------ Input data
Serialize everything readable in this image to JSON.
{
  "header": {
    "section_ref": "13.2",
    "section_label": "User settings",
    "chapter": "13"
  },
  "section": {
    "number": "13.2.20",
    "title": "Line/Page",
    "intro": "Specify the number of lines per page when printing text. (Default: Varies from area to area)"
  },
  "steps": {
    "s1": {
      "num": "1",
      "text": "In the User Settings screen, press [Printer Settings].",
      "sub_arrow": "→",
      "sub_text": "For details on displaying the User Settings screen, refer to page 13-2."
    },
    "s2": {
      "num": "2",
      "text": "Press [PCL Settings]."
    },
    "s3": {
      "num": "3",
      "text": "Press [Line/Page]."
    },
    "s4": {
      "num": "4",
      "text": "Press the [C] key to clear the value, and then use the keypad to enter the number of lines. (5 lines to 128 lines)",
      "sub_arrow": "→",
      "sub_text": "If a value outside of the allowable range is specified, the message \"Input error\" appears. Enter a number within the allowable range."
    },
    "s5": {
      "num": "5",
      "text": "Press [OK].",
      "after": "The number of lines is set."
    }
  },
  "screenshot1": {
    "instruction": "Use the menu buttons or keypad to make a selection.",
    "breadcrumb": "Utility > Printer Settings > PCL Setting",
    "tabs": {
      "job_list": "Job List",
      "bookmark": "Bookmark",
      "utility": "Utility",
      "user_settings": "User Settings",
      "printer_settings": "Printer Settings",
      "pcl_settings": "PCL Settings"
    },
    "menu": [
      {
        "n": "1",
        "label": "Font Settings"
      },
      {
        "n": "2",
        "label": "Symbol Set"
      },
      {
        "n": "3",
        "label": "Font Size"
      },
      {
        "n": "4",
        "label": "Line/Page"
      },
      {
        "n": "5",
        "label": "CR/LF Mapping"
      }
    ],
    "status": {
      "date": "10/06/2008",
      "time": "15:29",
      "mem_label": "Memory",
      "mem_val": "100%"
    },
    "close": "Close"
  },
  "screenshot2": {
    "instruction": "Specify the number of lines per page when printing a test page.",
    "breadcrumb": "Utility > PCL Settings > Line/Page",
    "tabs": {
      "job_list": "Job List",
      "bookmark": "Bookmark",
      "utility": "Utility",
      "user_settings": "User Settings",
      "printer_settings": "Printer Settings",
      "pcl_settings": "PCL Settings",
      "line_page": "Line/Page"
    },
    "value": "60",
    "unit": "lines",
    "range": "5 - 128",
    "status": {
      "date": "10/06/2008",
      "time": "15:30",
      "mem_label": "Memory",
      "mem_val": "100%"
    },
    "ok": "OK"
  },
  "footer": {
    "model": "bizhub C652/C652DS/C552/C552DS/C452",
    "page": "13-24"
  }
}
------------
Your objective: Nothing in the data may differ; print all of it exactly as written.

Exercise result:
Serialize everything readable in this image to JSON.
{
  "header": {
    "section_ref": "13.2",
    "section_label": "User settings",
    "chapter": "13"
  },
  "section": {
    "number": "13.2.20",
    "title": "Line/Page",
    "intro": "Specify the number of lines per page when printing text. (Default: Varies from area to area)"
  },
  "steps": {
    "s1": {
      "num": "1",
      "text": "In the User Settings screen, press [Printer Settings].",
      "sub_arrow": "→",
      "sub_text": "For details on displaying the User Settings screen, refer to page 13-2."
    },
    "s2": {
      "num": "2",
      "text": "Press [PCL Settings]."
    },
    "s3": {
      "num": "3",
      "text": "Press [Line/Page]."
    },
    "s4": {
      "num": "4",
      "text": "Press the [C] key to clear the value, and then use the keypad to enter the number of lines. (5 lines to 128 lines)",
      "sub_arrow": "→",
      "sub_text": "If a value outside of the allowable range is specified, the message \"Input error\" appears. Enter a number within the allowable range."
    },
    "s5": {
      "num": "5",
      "text": "Press [OK].",
      "after": "The number of lines is set."
    }
  },
  "screenshot1": {
    "instruction": "Use the menu buttons or keypad to make a selection.",
    "breadcrumb": "Utility > Printer Settings > PCL Setting",
    "tabs": {
      "job_list": "Job List",
      "bookmark": "Bookmark",
      "utility": "Utility",
      "user_settings": "User Settings",
      "printer_settings": "Printer Settings",
      "pcl_settings": "PCL Settings"
    },
    "menu": [
      {
        "n": "1",
        "label": "Font Settings"
      },
      {
        "n": "2",
        "label": "Symbol Set"
      },
      {
        "n": "3",
        "label": "Font Size"
      },
      {
        "n": "4",
        "label": "Line/Page"
      },
      {
        "n": "5",
        "label": "CR/LF Mapping"
      }
    ],
    "status": {
      "date": "10/06/2008",
      "time": "15:29",
      "mem_label": "Memory",
      "mem_val": "100%"
    },
    "close": "Close"
  },
  "screenshot2": {
    "instruction": "Specify the number of lines per page when printing a test page.",
    "breadcrumb": "Utility > PCL Settings > Line/Page",
    "tabs": {
      "job_list": "Job List",
      "bookmark": "Bookmark",
      "utility": "Utility",
      "user_settings": "User Settings",
      "printer_settings": "Printer Settings",
      "pcl_settings": "PCL Settings",
      "line_page": "Line/Page"
    },
    "value": "60",
    "unit": "lines",
    "range": "5 - 128",
    "status": {
      "date": "10/06/2008",
      "time": "15:30",
      "mem_label": "Memory",
      "mem_val": "100%"
    },
    "ok": "OK"
  },
  "footer": {
    "model": "bizhub C652/C652DS/C552/C552DS/C452",
    "page": "13-24"
  }
}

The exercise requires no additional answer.